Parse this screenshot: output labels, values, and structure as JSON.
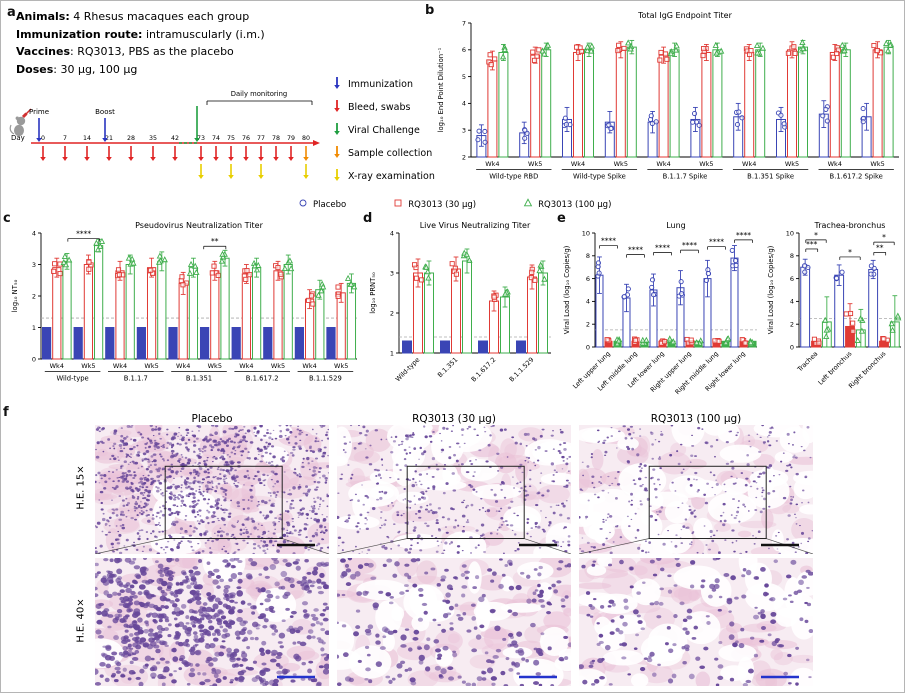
{
  "panel_labels": {
    "a": "a",
    "b": "b",
    "c": "c",
    "d": "d",
    "e": "e",
    "f": "f"
  },
  "panel_a": {
    "info_lines": [
      {
        "bold": "Animals:",
        "rest": " 4 Rhesus macaques each group"
      },
      {
        "bold": "Immunization route:",
        "rest": " intramuscularly (i.m.)"
      },
      {
        "bold": "Vaccines",
        "rest": ": RQ3013, PBS as the placebo"
      },
      {
        "bold": "Doses",
        "rest": ": 30 μg, 100 μg"
      }
    ],
    "timeline": {
      "day_label": "Day",
      "prime": "Prime",
      "boost": "Boost",
      "monitoring": "Daily monitoring",
      "days": [
        0,
        7,
        14,
        21,
        28,
        35,
        42,
        73,
        74,
        75,
        76,
        77,
        78,
        79,
        80
      ],
      "immunization_days": [
        0,
        21
      ],
      "challenge_days": [
        73
      ],
      "bleed_days": [
        0,
        7,
        14,
        21,
        28,
        35,
        42,
        73,
        74,
        75,
        76,
        77,
        78,
        79
      ],
      "collection_days": [
        80
      ],
      "xray_days": [
        73,
        75,
        77,
        80
      ],
      "line_color": "#e02424"
    },
    "arrow_legend": [
      {
        "label": "Immunization",
        "color": "#2a35c0"
      },
      {
        "label": "Bleed, swabs",
        "color": "#e02424"
      },
      {
        "label": "Viral Challenge",
        "color": "#1f9e40"
      },
      {
        "label": "Sample collection",
        "color": "#f18a00"
      },
      {
        "label": "X-ray examination",
        "color": "#e8cf00"
      }
    ]
  },
  "series_legend": [
    {
      "label": "Placebo",
      "color": "#3a45b5",
      "marker": "circle"
    },
    {
      "label": "RQ3013 (30 μg)",
      "color": "#e03a35",
      "marker": "square"
    },
    {
      "label": "RQ3013 (100 μg)",
      "color": "#3fae4c",
      "marker": "triangle"
    }
  ],
  "chart_data": [
    {
      "id": "b",
      "type": "bar",
      "title": "Total IgG Endpoint Titer",
      "ylabel": "log₁₀ End Point Dilution⁻¹",
      "ylim": [
        2,
        7
      ],
      "yticks": [
        2,
        3,
        4,
        5,
        6,
        7
      ],
      "categories": [
        "Wk4",
        "Wk5",
        "Wk4",
        "Wk5",
        "Wk4",
        "Wk5",
        "Wk4",
        "Wk5",
        "Wk4",
        "Wk5"
      ],
      "groups": [
        {
          "label": "Wild-type RBD",
          "from": 0,
          "to": 1
        },
        {
          "label": "Wild-type Spike",
          "from": 2,
          "to": 3
        },
        {
          "label": "B.1.1.7 Spike",
          "from": 4,
          "to": 5
        },
        {
          "label": "B.1.351 Spike",
          "from": 6,
          "to": 7
        },
        {
          "label": "B.1.617.2 Spike",
          "from": 8,
          "to": 9
        }
      ],
      "series": [
        {
          "name": "Placebo",
          "values": [
            2.8,
            2.9,
            3.4,
            3.3,
            3.3,
            3.4,
            3.5,
            3.4,
            3.6,
            3.5
          ],
          "errors": [
            0.4,
            0.4,
            0.45,
            0.4,
            0.4,
            0.45,
            0.5,
            0.45,
            0.5,
            0.5
          ]
        },
        {
          "name": "RQ3013 (30 μg)",
          "values": [
            5.6,
            5.8,
            5.9,
            6.0,
            5.8,
            5.9,
            5.9,
            6.0,
            5.9,
            6.0
          ],
          "errors": [
            0.35,
            0.3,
            0.3,
            0.3,
            0.3,
            0.3,
            0.3,
            0.3,
            0.3,
            0.3
          ]
        },
        {
          "name": "RQ3013 (100 μg)",
          "values": [
            5.9,
            6.0,
            6.0,
            6.1,
            6.0,
            6.0,
            6.0,
            6.1,
            6.0,
            6.1
          ],
          "errors": [
            0.3,
            0.25,
            0.25,
            0.25,
            0.25,
            0.25,
            0.25,
            0.25,
            0.25,
            0.25
          ]
        }
      ]
    },
    {
      "id": "c",
      "type": "bar",
      "title": "Pseudovirus Neutralization Titer",
      "ylabel": "log₁₀ NT₅₀",
      "ylim": [
        0,
        4
      ],
      "yticks": [
        0,
        1,
        2,
        3,
        4
      ],
      "refline": 1.3,
      "categories": [
        "Wk4",
        "Wk5",
        "Wk4",
        "Wk5",
        "Wk4",
        "Wk5",
        "Wk4",
        "Wk5",
        "Wk4",
        "Wk5"
      ],
      "groups": [
        {
          "label": "Wild-type",
          "from": 0,
          "to": 1
        },
        {
          "label": "B.1.1.7",
          "from": 2,
          "to": 3
        },
        {
          "label": "B.1.351",
          "from": 4,
          "to": 5
        },
        {
          "label": "B.1.617.2",
          "from": 6,
          "to": 7
        },
        {
          "label": "B.1.1.529",
          "from": 8,
          "to": 9
        }
      ],
      "series": [
        {
          "name": "Placebo",
          "values": [
            1,
            1,
            1,
            1,
            1,
            1,
            1,
            1,
            1,
            1
          ],
          "errors": [
            0,
            0,
            0,
            0,
            0,
            0,
            0,
            0,
            0,
            0
          ],
          "filled": true,
          "points": false
        },
        {
          "name": "RQ3013 (30 μg)",
          "values": [
            2.9,
            3.0,
            2.8,
            2.9,
            2.4,
            2.8,
            2.7,
            2.8,
            1.9,
            2.1
          ],
          "errors": [
            0.3,
            0.3,
            0.3,
            0.3,
            0.35,
            0.3,
            0.3,
            0.3,
            0.3,
            0.3
          ]
        },
        {
          "name": "RQ3013 (100 μg)",
          "values": [
            3.1,
            3.6,
            3.0,
            3.1,
            2.9,
            3.2,
            2.9,
            3.0,
            2.2,
            2.4
          ],
          "errors": [
            0.25,
            0.2,
            0.3,
            0.3,
            0.3,
            0.25,
            0.3,
            0.3,
            0.3,
            0.3
          ]
        }
      ],
      "annotations": [
        {
          "text": "****",
          "from": 0.35,
          "to": 1.35,
          "y": 3.82
        },
        {
          "text": "**",
          "from": 4.65,
          "to": 5.35,
          "y": 3.58
        }
      ]
    },
    {
      "id": "d",
      "type": "bar",
      "title": "Live Virus Neutralizing Titer",
      "ylabel": "log₁₀ PRNT₅₀",
      "ylim": [
        1,
        4
      ],
      "yticks": [
        1,
        2,
        3,
        4
      ],
      "refline": 1.4,
      "rotate_ticks": true,
      "categories": [
        "Wild-type",
        "B.1.351",
        "B.1.617.2",
        "B.1.1.529"
      ],
      "series": [
        {
          "name": "Placebo",
          "values": [
            1.3,
            1.3,
            1.3,
            1.3
          ],
          "errors": [
            0,
            0,
            0,
            0
          ],
          "filled": true,
          "points": false
        },
        {
          "name": "RQ3013 (30 μg)",
          "values": [
            3.0,
            3.1,
            2.3,
            2.9
          ],
          "errors": [
            0.35,
            0.3,
            0.25,
            0.3
          ]
        },
        {
          "name": "RQ3013 (100 μg)",
          "values": [
            3.0,
            3.3,
            2.4,
            3.0
          ],
          "errors": [
            0.3,
            0.3,
            0.25,
            0.3
          ]
        }
      ]
    },
    {
      "id": "e1",
      "type": "bar",
      "title": "Lung",
      "ylabel": "Viral Load (log₁₀ Copies/g)",
      "ylim": [
        0,
        10
      ],
      "yticks": [
        0,
        2,
        4,
        6,
        8,
        10
      ],
      "refline": 1.5,
      "rotate_ticks": true,
      "categories": [
        "Left upper lung",
        "Left middle lung",
        "Left lower lung",
        "Right upper lung",
        "Right middle lung",
        "Right lower lung"
      ],
      "series": [
        {
          "name": "Placebo",
          "values": [
            6.3,
            4.3,
            5.0,
            5.2,
            6.0,
            7.8
          ],
          "errors": [
            1.6,
            1.2,
            1.4,
            1.5,
            1.6,
            1.1
          ]
        },
        {
          "name": "RQ3013 (30 μg)",
          "values": [
            0.5,
            0.5,
            0.5,
            0.5,
            0.5,
            0.5
          ],
          "errors": [
            0,
            0,
            0,
            0,
            0,
            0
          ],
          "filled": true
        },
        {
          "name": "RQ3013 (100 μg)",
          "values": [
            0.5,
            0.5,
            0.5,
            0.5,
            0.5,
            0.5
          ],
          "errors": [
            0,
            0,
            0,
            0,
            0,
            0
          ],
          "filled": true
        }
      ],
      "annotations": [
        {
          "text": "****",
          "from": -0.33,
          "to": 0.33,
          "y": 8.9
        },
        {
          "text": "****",
          "from": 0.67,
          "to": 1.33,
          "y": 8.1
        },
        {
          "text": "****",
          "from": 1.67,
          "to": 2.33,
          "y": 8.3
        },
        {
          "text": "****",
          "from": 2.67,
          "to": 3.33,
          "y": 8.5
        },
        {
          "text": "****",
          "from": 3.67,
          "to": 4.33,
          "y": 8.8
        },
        {
          "text": "****",
          "from": 4.67,
          "to": 5.33,
          "y": 9.4
        }
      ]
    },
    {
      "id": "e2",
      "type": "bar",
      "title": "Trachea-bronchus",
      "ylabel": "Viral Load (log₁₀ Copies/g)",
      "ylim": [
        0,
        10
      ],
      "yticks": [
        0,
        2,
        4,
        6,
        8,
        10
      ],
      "refline": 2.5,
      "rotate_ticks": true,
      "categories": [
        "Trachea",
        "Left bronchus",
        "Right bronchus"
      ],
      "series": [
        {
          "name": "Placebo",
          "values": [
            7.0,
            6.3,
            6.8
          ],
          "errors": [
            0.7,
            0.9,
            0.8
          ]
        },
        {
          "name": "RQ3013 (30 μg)",
          "values": [
            0.5,
            1.8,
            0.5
          ],
          "errors": [
            0,
            2.0,
            0
          ],
          "filled": true
        },
        {
          "name": "RQ3013 (100 μg)",
          "values": [
            2.2,
            1.5,
            2.2
          ],
          "errors": [
            2.2,
            1.8,
            2.3
          ]
        }
      ],
      "annotations": [
        {
          "text": "*",
          "from": -0.3,
          "to": 0.3,
          "y": 9.4
        },
        {
          "text": "***",
          "from": -0.3,
          "to": 0.05,
          "y": 8.6
        },
        {
          "text": "*",
          "from": 0.7,
          "to": 1.3,
          "y": 7.9
        },
        {
          "text": "*",
          "from": 1.7,
          "to": 2.3,
          "y": 9.2
        },
        {
          "text": "**",
          "from": 1.7,
          "to": 2.05,
          "y": 8.3
        }
      ]
    }
  ],
  "panel_f": {
    "col_titles": [
      "Placebo",
      "RQ3013 (30 μg)",
      "RQ3013 (100 μg)"
    ],
    "row_titles": [
      "H.E. 15×",
      "H.E. 40×"
    ],
    "histology": {
      "bg": "#f7ecf2",
      "cytoplasm": "#eac3d8",
      "nucleus": "#68489a",
      "scalebar_top": "#111111",
      "scalebar_bottom": "#2433cc",
      "images": [
        [
          {
            "dots": 950,
            "blobs": 2,
            "size": [
              0.8,
              1.9
            ],
            "cluster": true
          },
          {
            "dots": 470,
            "blobs": 11,
            "size": [
              0.8,
              1.8
            ]
          },
          {
            "dots": 360,
            "blobs": 13,
            "size": [
              0.8,
              1.7
            ]
          }
        ],
        [
          {
            "dots": 560,
            "blobs": 1,
            "size": [
              1.8,
              3.4
            ],
            "cluster": true
          },
          {
            "dots": 250,
            "blobs": 8,
            "size": [
              1.8,
              3.2
            ]
          },
          {
            "dots": 190,
            "blobs": 10,
            "size": [
              1.7,
              3.0
            ]
          }
        ]
      ]
    }
  }
}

## TRY IT
If a line of the entries holds the word "Titer", copy it out.

## ANSWER TO THIS EXERCISE
      "title": "Total IgG Endpoint Titer",
      "title": "Pseudovirus Neutralization Titer",
      "title": "Live Virus Neutralizing Titer",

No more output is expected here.